▶ [EXERCISE AIM]
Will you transcribe all the entries word for word, skipping the pictures they hold?
───── DATASET EXTRACT
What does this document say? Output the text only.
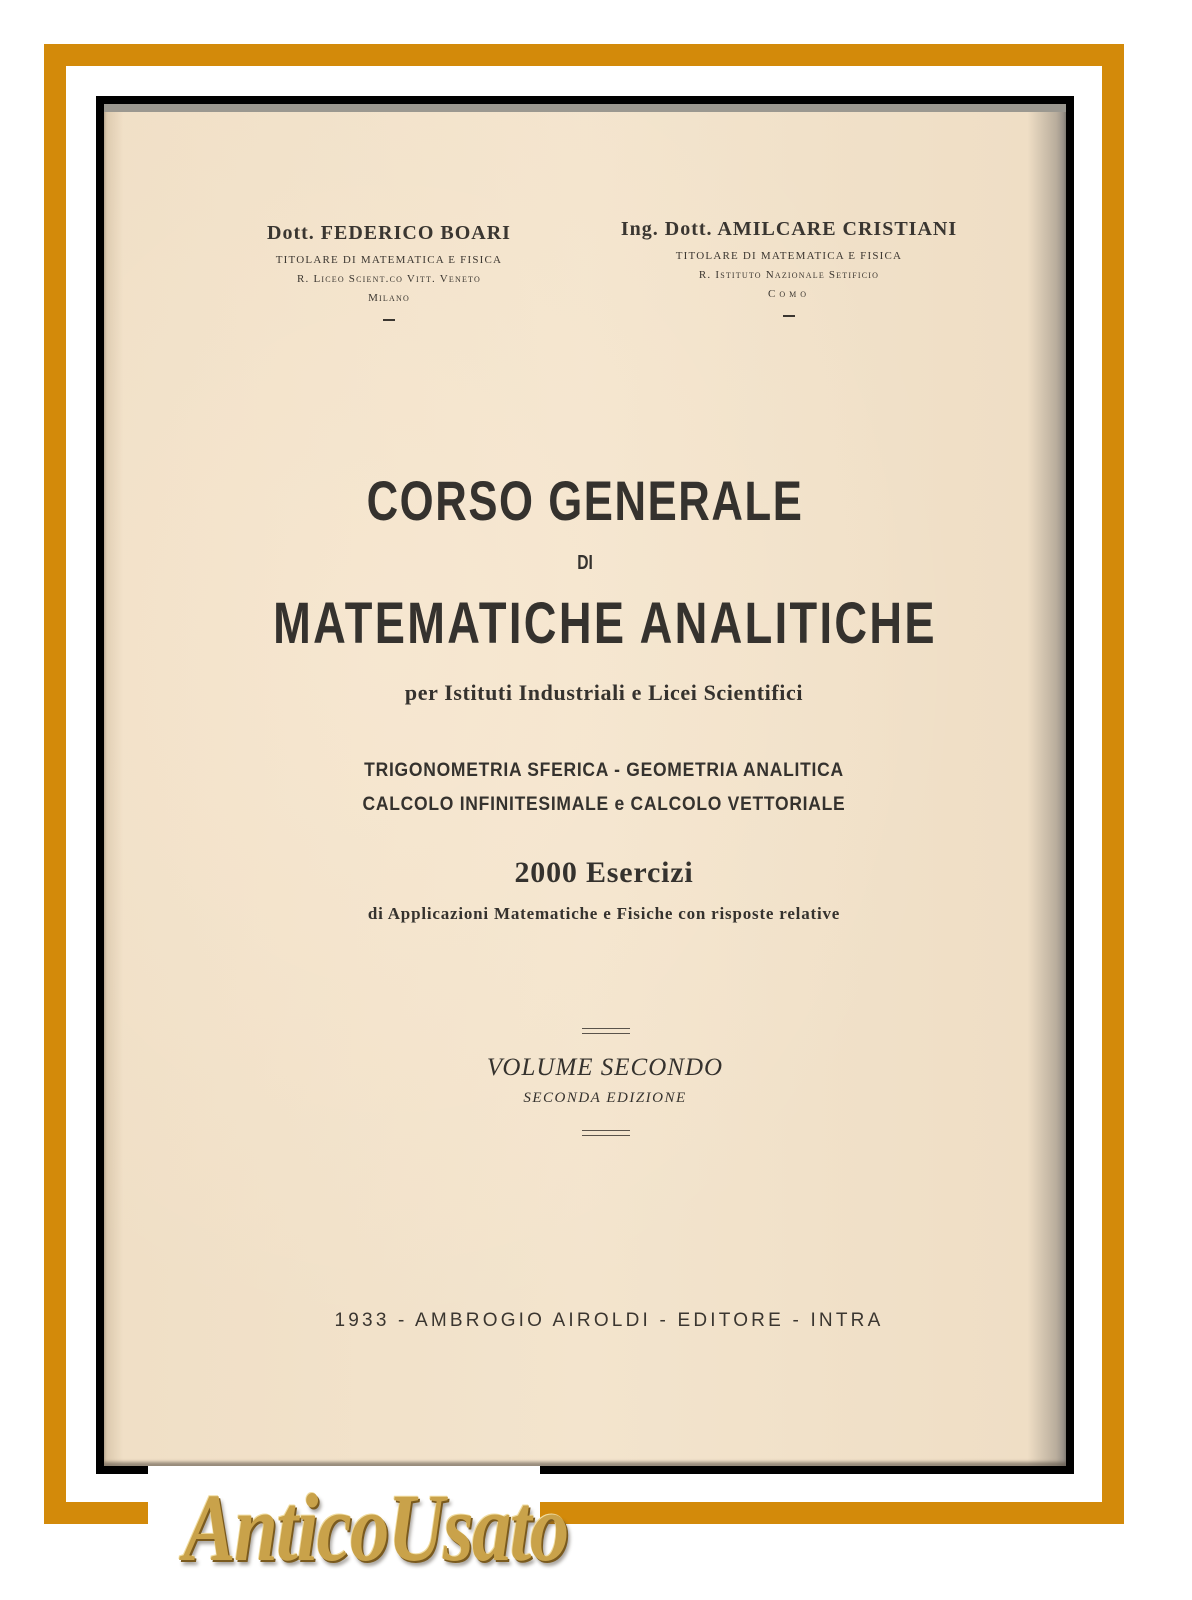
Dott. FEDERICO BOARI
TITOLARE DI MATEMATICA E FISICA
R. Liceo Scient.co Vitt. Veneto
Milano
Ing. Dott. AMILCARE CRISTIANI
TITOLARE DI MATEMATICA E FISICA
R. Istituto Nazionale Setificio
Como
CORSO GENERALE
DI
MATEMATICHE ANALITICHE
per Istituti Industriali e Licei Scientifici
TRIGONOMETRIA SFERICA - GEOMETRIA ANALITICA
CALCOLO INFINITESIMALE e CALCOLO VETTORIALE
2000 Esercizi
di Applicazioni Matematiche e Fisiche con risposte relative
VOLUME SECONDO
SECONDA EDIZIONE
1933 - AMBROGIO AIROLDI - EDITORE - INTRA
AnticoUsato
──────────
▶ [ANSWER FOR THIS EXERCISE]
What does this document say? Output the text only.
Dott. FEDERICO BOARI
TITOLARE DI MATEMATICA E FISICA
R. Liceo Scient.co Vitt. Veneto
Milano
Ing. Dott. AMILCARE CRISTIANI
TITOLARE DI MATEMATICA E FISICA
R. Istituto Nazionale Setificio
Como
CORSO GENERALE
DI
MATEMATICHE ANALITICHE
per Istituti Industriali e Licei Scientifici
TRIGONOMETRIA SFERICA - GEOMETRIA ANALITICA
CALCOLO INFINITESIMALE e CALCOLO VETTORIALE
2000 Esercizi
di Applicazioni Matematiche e Fisiche con risposte relative
VOLUME SECONDO
SECONDA EDIZIONE
1933 - AMBROGIO AIROLDI - EDITORE - INTRA
AnticoUsato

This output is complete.